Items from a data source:

______________________________

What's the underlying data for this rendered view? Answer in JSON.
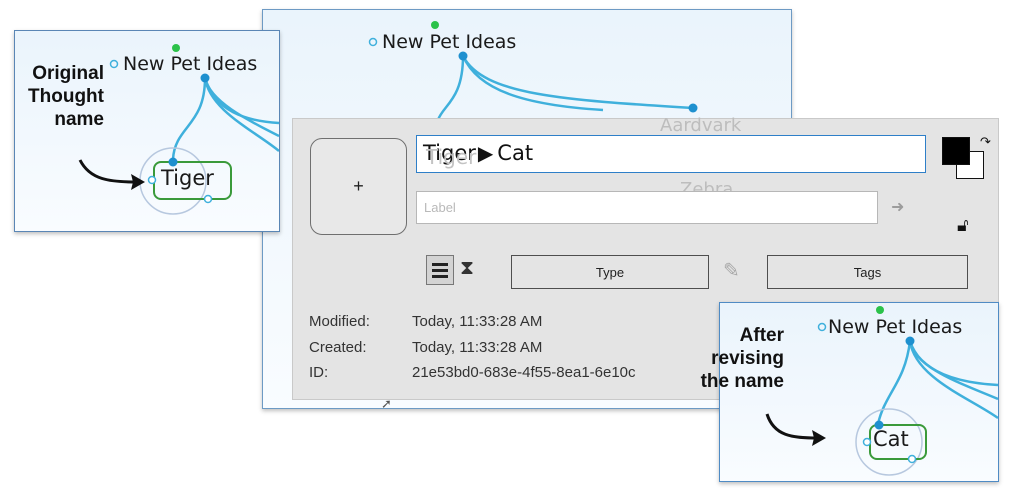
{
  "map_before": {
    "parent": "New Pet Ideas",
    "child": "Tiger"
  },
  "main_map": {
    "parent": "New Pet Ideas",
    "child_aardvark": "Aardvark",
    "child_zebra": "Zebra",
    "child_tiger_ghost": "Tiger"
  },
  "map_after": {
    "parent": "New Pet Ideas",
    "child": "Cat"
  },
  "annotations": {
    "original": [
      "Original",
      "Thought",
      "name"
    ],
    "after": [
      "After",
      "revising",
      "the name"
    ]
  },
  "properties": {
    "add_label": "+",
    "name_old": "Tiger",
    "name_new": "Cat",
    "label_placeholder": "Label",
    "type_label": "Type",
    "tags_label": "Tags",
    "modified_label": "Modified:",
    "modified_value": "Today, 11:33:28 AM",
    "created_label": "Created:",
    "created_value": "Today, 11:33:28 AM",
    "id_label": "ID:",
    "id_value": "21e53bd0-683e-4f55-8ea1-6e10c"
  },
  "colors": {
    "link": "#3fb0dc",
    "node_active": "#1e90cf",
    "node_gate": "#2bc24a",
    "thought_border": "#3a9a3a",
    "field_border": "#2e7fc8"
  }
}
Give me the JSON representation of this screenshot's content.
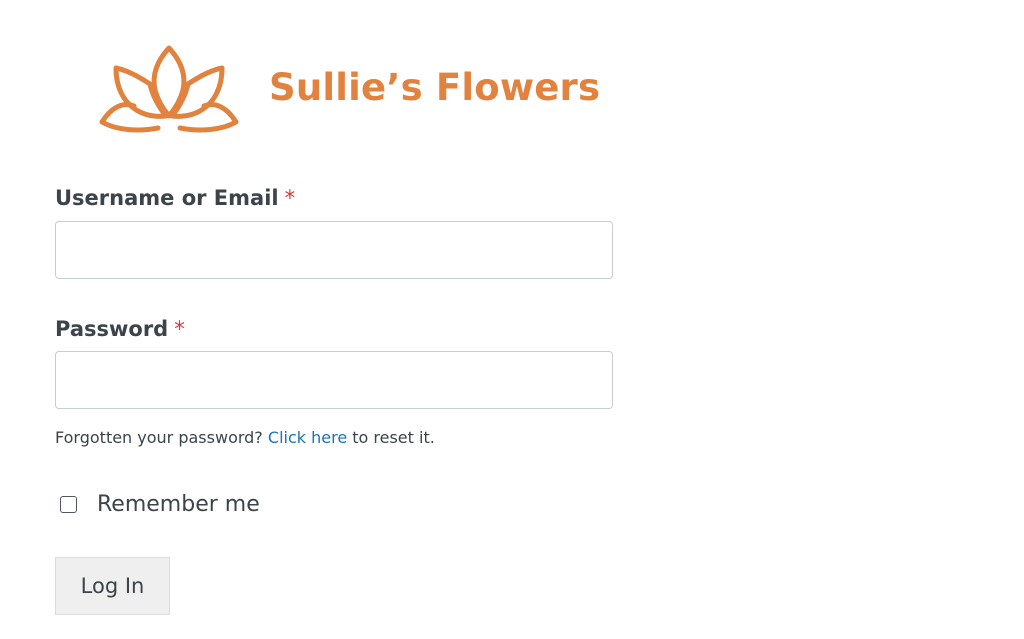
{
  "brand": {
    "name": "Sullie’s Flowers",
    "icon": "lotus-logo-icon",
    "color": "#e1823e"
  },
  "form": {
    "username": {
      "label": "Username or Email",
      "required_marker": "*",
      "value": ""
    },
    "password": {
      "label": "Password",
      "required_marker": "*",
      "value": ""
    },
    "forgot": {
      "prefix": "Forgotten your password?",
      "link_text": "Click here",
      "suffix": "to reset it."
    },
    "remember": {
      "label": "Remember me",
      "checked": false
    },
    "submit_label": "Log In"
  },
  "colors": {
    "text": "#3c434a",
    "required": "#d63638",
    "link": "#1a73b8",
    "button_bg": "#efefef"
  }
}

______________________________

_Given problem:_
List each line of the records that holds the string "this".

_Expected output:_
What's the underlying data for this rendered view? Answer in JSON.
Give me the JSON representation of this screenshot's content.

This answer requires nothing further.